Tarefa> Reescreva o trecho do texto sobre o intercâmbio de Afonso Tuna, começando em "Afonso ansiava conhecer" e seguindo até "só para si?", com "ansiava" substituído por "desejava".

Excerto>

....

“Estou a viver coisas que nunca viveria de outro modo”

Afonso Tuna está a fazer o 11º ano na Holanda, ao abrigo de um programa de intercâmbio intercultural.

Em julho, publicámos aqui, no JORNALÍSSIMO, um artigo sobre Afonso Tuna. Na altura, o jovem tinha acabado o 10º ano numa escola do Porto e estava em contagem decrescente para rumar à Holanda, através de um programa de intercâmbio promovido pela associação Intercultura-AFS Portugal.

Afonso ansiava conhecer a cidade e, sobretudo, a família que o iria acolher – seria uma pessoa só ou um casal? Homo ou heterossexual? Teria ou não filhos? Iria ele partilhar quarto ou teria um espaço só para si?

Passaram mais de dois meses desde que Afonso aterrou na Holanda (onde ficará até julho) e soube a resposta para as perguntas que há meses lhe pairavam na cabeça. “Não era nada do que imaginava”, conta-nos por Skype. Afonso fala connosco a partir do quarto (só dele), bem holandês: da janela tem vista para um dos muitos canais da vila onde está a viver – Veendam, no norte da Holanda.

O tom, bem-disposto, e a cara, sorridente, deixam adivinhar que a surpresa foi positiva. Afonso gosta da família que o acolheu: “É um casal de veterinários, têm cerca de 55 anos e três filhos, entre os 18 e os 24 anos, mas nenhum deles mora cá em casa”, conta. Mesmo assim, Afonso partilha casa com um “irmão”, Alex Wirtz, um húngaro, mais velho um ano do que Afonso. Roel e Dieuwke Boosman quiseram ser família de acolhimento de dois estudantes estrangeiros de uma só vez.

Quando chegou, Afonso tinha já uma bicicleta à espera: “É a coisa mais importante do dia e não estou a brincar. Usei-a todos os dias. Aqui há mais bicicletas do que pessoas e do que carros definitivamente!”.

Afonso tinha sonhado com uma cidade grande. Ficou numa vila e… surpreendeu-se: “Não é muito calmo, não é como as vilas portuguesas. Há tudo o que há numa grande cidade – cinema, teatro, discotecas.. – e acaba por ser mais fácil conhecer pessoas e estabelecer relações”.

....

Um bloco de dados:
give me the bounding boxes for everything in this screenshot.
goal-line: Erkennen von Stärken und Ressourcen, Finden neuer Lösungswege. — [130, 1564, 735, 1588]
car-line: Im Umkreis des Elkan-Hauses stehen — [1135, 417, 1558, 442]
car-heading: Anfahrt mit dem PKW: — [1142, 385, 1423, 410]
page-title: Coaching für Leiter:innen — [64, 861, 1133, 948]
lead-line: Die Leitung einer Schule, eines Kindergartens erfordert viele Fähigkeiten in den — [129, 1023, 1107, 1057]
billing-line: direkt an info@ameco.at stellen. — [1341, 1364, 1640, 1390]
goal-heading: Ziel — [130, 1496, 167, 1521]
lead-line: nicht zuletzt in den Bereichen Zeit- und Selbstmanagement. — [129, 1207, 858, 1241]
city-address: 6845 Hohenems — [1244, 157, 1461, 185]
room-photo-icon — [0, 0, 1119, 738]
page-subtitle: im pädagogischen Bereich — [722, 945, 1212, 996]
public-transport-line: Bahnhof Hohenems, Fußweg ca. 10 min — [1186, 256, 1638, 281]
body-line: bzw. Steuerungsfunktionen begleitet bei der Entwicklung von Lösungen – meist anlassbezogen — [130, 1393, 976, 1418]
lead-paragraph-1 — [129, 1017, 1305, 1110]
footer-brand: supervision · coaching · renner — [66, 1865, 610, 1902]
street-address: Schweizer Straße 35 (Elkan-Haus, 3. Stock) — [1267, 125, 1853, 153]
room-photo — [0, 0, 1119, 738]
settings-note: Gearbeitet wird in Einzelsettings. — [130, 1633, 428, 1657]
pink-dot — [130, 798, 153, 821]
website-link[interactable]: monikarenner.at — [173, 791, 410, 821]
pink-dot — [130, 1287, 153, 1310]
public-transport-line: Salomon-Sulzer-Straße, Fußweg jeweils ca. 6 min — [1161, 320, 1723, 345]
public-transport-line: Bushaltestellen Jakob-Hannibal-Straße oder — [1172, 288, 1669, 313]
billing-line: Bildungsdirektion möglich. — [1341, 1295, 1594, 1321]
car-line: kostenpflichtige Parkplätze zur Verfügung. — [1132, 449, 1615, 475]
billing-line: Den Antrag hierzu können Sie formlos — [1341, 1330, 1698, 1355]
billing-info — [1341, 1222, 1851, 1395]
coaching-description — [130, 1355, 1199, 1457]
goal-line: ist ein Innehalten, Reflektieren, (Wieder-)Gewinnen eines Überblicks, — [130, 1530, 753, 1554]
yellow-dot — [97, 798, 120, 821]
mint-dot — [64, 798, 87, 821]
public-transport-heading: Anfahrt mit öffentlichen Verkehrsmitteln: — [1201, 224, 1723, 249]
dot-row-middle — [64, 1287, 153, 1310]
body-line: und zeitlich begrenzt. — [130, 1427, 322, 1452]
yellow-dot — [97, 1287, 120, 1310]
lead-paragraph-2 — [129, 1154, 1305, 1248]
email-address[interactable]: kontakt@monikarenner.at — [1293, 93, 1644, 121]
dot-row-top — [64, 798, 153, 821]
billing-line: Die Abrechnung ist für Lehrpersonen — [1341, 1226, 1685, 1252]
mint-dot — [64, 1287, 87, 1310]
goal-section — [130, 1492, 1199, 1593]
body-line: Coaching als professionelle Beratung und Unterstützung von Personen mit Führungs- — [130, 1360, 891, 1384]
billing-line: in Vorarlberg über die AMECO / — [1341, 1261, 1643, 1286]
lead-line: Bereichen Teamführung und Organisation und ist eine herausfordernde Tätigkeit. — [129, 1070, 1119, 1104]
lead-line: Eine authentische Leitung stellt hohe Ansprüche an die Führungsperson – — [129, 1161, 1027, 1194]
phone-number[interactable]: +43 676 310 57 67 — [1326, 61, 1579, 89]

....

Tarefa concluída>
Afonso desejava conhecer a cidade e, sobretudo, a família que o iria acolher – seria uma pessoa só ou um casal? Homo ou heterossexual? Teria ou não filhos? Iria ele partilhar quarto ou teria um espaço só para si?